- EXERCISES:
(1) According to the article on the Animals & Society Institute, why does the organization create resources? Answer in one sentence.
(2) In the article on the Animals & Society Institute, rewrite the passage between "The Animals &" and "forms of violence.", inclusive, with "scholarly" changed to "academic".
(3) Extend the article on the Animals & Society Institute, picking up after its final sentence.

- DOCUMENT EXTRACT:

Animals & Society Institute
- Abbreviation: ASI
- Formation: 1983; 43 years ago
- Founder: Kenneth Shapiro
- Tax ID no.: 22-2527462
- Legal status: 501(c)(3) organization
- Purpose: Advancement of human-animal studies
- Location: Ann Arbor, Michigan;
- Website: animalsandsociety.org

= Animals & Society Institute =

American non-profit scholarly organization

The Animals & Society Institute (ASI) is an American non-profit scholarly organization that works to expand knowledge about human–animal relationships, develop knowledge and resources in the field of human–animal studies (HAS), and create resources to address the relationship between animal cruelty and other forms of violence.

On February 17, 2025, ASI announced that it will close at the end of 2025.

==Personnel and advisors==
The ASI is staffed by Ivy Collier (Executive Director), Lisa Lunghofer (Human-Animal Relationships Program Director), Gala Argent (Human-Animal Studies Program Director) and Daniel Earle (managing director). It has a board made up of John Thompson (chair), Anne Elizabeth Hirky (vice chair), Kenneth Shapiro (president and secretary), Petra Pepellashi (treasurer), Beatrice Friedlander, Kristin Stewart, Elan Abrell, and Gail Luciani.

== Publications ==
The ASI publishes three journals and a book series.

===Journal of Applied Animal Welfare Science===
The Journal of Applied Animal Welfare Science is a quarterly journal which is published by Taylor & Francis with sponsorship from the ASI. It has been publishing since 1999, and is presently edited by Cynthia Bennett.

===Society & Animals===
Society & Animals: Journal of Human-Animal Studies is a peer reviewed bi-monthly journal co-published by Brill with sponsorship from the ASI. It has been publishing since 1993, and its founding editor is Kenneth Shapiro. It is currently edited by Susan McHugh, with managing editors Robert McKay (humanities), Robert Mitchell (quantitative natural and social science), Zoei Sutton (qualitative social science), and Drew Winter ("political animals"). Ralph Acampora, Sally Borrell, Pete Porter, Michelle Szydlowski, and Corey Wrenn are review editors.

- DATASET CONTENT:
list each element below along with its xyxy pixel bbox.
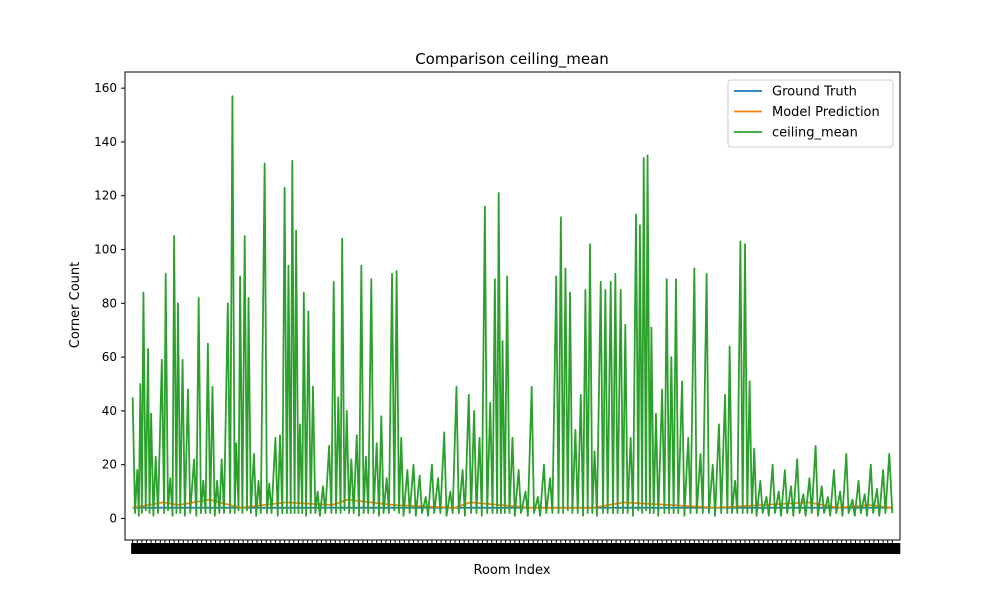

- TASK ANSWERS:
(1) The Animals & Society Institute creates resources to address the relationship between animal cruelty and other forms of violence.

(2)
The Animals & Society Institute (ASI) is an American non-profit academic organization that works to expand knowledge about human–animal relationships, develop knowledge and resources in the field of human–animal studies (HAS), and create resources to address the relationship between animal cruelty and other forms of violence.

(3)
Special issues that the journal has published include:

- 1996 (4:2): Consumer Psychology
- 1997 (5:3): Animal Cruelty
- 1998 (6:2): Geography
- 1999 (7:2): Children
- 2000 (8:3): Religion
- 2001 (9:3): Representation
- 2005 (13:1): Ways of Seeing
- 2006 (14:1): Language
- 2011 (19:4): Proceeding of Minding Animals Conference
- 2012 (20:2): ASI Fellowship
- 2013 (21:2): Archaeology
- 2013 (21:5): Religious Slaughter
- 2014 (22:1): Animals in Place
- 2019 (27:7) The Silent Majority: Invertebrates in Human Animal Studies
- 2022 (30:7) Outdoor Cats

===Sloth===
Sloth: A Journal of Emerging Voices in Human-Animal Studies is a bi-annual peer-reviewed journal for work by current and recent undergraduates that has been published by the ASI since 2015. Its current editor is the philosopher Joel MacClellan.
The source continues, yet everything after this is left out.